[Dataset entries]
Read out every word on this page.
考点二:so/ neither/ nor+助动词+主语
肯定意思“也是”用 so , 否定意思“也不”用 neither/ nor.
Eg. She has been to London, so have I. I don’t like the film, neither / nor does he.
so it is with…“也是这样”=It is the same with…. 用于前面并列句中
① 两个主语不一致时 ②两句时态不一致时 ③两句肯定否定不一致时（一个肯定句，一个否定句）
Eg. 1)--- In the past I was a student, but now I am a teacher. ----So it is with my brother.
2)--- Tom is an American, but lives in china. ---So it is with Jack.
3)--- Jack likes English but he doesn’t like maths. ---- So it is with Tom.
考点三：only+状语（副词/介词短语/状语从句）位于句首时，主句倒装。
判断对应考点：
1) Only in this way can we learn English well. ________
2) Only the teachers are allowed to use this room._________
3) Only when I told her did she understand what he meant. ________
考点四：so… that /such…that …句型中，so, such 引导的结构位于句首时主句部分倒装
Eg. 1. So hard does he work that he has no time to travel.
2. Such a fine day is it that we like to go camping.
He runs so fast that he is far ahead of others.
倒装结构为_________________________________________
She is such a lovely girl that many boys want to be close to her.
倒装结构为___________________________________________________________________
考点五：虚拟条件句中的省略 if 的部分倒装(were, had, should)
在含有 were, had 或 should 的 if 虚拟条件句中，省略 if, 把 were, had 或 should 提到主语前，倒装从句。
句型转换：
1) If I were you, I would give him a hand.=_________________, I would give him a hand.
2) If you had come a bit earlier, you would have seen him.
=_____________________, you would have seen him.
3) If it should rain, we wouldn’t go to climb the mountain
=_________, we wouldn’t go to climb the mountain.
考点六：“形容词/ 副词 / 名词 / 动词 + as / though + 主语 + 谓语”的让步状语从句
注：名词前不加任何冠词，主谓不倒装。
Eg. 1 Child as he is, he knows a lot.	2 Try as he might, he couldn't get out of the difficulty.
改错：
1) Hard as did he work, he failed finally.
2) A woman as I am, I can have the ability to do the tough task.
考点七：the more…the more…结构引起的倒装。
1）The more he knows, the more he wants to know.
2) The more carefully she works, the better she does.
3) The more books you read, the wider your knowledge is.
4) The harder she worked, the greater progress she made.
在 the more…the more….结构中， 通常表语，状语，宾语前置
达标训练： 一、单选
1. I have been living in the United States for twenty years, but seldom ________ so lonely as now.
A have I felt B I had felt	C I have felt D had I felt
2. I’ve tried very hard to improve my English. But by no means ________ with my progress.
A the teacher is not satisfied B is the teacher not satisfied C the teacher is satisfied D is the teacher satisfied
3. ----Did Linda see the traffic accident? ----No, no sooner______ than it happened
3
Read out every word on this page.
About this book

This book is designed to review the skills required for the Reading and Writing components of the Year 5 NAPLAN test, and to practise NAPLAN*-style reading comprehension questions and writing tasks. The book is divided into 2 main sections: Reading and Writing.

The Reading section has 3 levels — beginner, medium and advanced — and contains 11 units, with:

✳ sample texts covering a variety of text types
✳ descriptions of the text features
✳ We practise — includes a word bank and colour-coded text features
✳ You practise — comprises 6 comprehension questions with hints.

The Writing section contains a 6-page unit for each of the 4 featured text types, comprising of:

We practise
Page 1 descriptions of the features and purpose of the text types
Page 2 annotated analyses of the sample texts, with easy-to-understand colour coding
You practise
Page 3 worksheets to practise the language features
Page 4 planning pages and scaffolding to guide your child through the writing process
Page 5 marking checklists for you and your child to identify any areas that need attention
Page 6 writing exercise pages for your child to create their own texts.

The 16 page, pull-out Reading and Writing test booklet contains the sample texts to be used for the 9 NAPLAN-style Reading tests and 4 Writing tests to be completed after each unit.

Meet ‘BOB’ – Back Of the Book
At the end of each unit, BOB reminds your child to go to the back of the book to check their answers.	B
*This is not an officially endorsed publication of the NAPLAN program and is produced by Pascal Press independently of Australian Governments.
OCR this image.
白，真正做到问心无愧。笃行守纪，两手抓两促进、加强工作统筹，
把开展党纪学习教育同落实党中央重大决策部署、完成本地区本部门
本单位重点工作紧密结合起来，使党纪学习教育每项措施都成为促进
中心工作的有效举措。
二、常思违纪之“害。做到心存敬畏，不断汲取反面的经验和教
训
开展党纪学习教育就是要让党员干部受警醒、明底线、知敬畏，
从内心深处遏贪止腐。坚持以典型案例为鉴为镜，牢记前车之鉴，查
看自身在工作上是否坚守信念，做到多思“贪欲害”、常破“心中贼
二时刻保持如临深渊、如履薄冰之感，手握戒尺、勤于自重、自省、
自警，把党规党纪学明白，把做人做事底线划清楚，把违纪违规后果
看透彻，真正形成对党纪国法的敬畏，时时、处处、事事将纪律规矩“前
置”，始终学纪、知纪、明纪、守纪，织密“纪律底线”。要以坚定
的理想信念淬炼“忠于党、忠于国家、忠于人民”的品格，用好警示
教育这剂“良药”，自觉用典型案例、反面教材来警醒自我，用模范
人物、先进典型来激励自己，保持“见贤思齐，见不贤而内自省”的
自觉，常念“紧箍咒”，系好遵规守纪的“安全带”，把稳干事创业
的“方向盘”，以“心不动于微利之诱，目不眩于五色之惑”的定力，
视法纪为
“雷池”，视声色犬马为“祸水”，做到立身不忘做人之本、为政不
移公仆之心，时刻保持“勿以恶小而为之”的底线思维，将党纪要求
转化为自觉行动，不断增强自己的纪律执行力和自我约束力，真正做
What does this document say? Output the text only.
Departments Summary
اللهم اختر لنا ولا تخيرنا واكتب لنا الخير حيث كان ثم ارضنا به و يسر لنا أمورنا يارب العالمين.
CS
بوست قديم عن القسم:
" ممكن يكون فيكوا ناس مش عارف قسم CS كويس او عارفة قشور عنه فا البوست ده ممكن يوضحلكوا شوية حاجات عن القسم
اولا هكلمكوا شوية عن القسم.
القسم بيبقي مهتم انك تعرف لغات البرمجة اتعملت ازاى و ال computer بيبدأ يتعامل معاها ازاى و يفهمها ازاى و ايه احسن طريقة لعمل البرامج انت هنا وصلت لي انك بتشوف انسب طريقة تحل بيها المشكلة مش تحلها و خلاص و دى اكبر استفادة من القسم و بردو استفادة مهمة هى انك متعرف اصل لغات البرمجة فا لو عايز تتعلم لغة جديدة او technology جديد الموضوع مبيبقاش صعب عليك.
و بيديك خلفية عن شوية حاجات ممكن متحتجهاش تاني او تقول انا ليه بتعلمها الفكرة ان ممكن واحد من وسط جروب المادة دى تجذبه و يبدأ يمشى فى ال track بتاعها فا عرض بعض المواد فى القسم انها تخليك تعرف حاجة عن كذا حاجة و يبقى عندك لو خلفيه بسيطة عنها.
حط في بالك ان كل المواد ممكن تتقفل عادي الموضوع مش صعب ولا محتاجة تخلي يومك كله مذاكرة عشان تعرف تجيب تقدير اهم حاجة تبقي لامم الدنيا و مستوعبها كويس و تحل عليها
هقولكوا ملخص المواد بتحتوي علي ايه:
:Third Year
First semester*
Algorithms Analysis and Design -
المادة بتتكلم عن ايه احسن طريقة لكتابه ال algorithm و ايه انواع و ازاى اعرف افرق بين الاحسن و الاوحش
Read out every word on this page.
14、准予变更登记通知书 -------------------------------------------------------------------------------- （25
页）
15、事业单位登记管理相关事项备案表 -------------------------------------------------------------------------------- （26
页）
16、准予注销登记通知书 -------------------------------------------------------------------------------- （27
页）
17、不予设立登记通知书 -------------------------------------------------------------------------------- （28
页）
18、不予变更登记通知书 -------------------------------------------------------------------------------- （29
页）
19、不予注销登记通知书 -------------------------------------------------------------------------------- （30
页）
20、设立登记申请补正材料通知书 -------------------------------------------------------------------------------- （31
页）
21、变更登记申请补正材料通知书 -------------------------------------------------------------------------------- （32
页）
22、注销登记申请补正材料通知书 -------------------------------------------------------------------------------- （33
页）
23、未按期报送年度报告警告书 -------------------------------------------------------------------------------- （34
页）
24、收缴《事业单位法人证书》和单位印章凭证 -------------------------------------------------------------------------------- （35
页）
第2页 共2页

■ AIM OF THE EXERCISE
Find the lines with the string "progress" and reproduce them.

■ EXERCISE RESPONSE
4) The harder she worked, the greater progress she made.
2. I’ve tried very hard to improve my English. But by no means ________ with my progress.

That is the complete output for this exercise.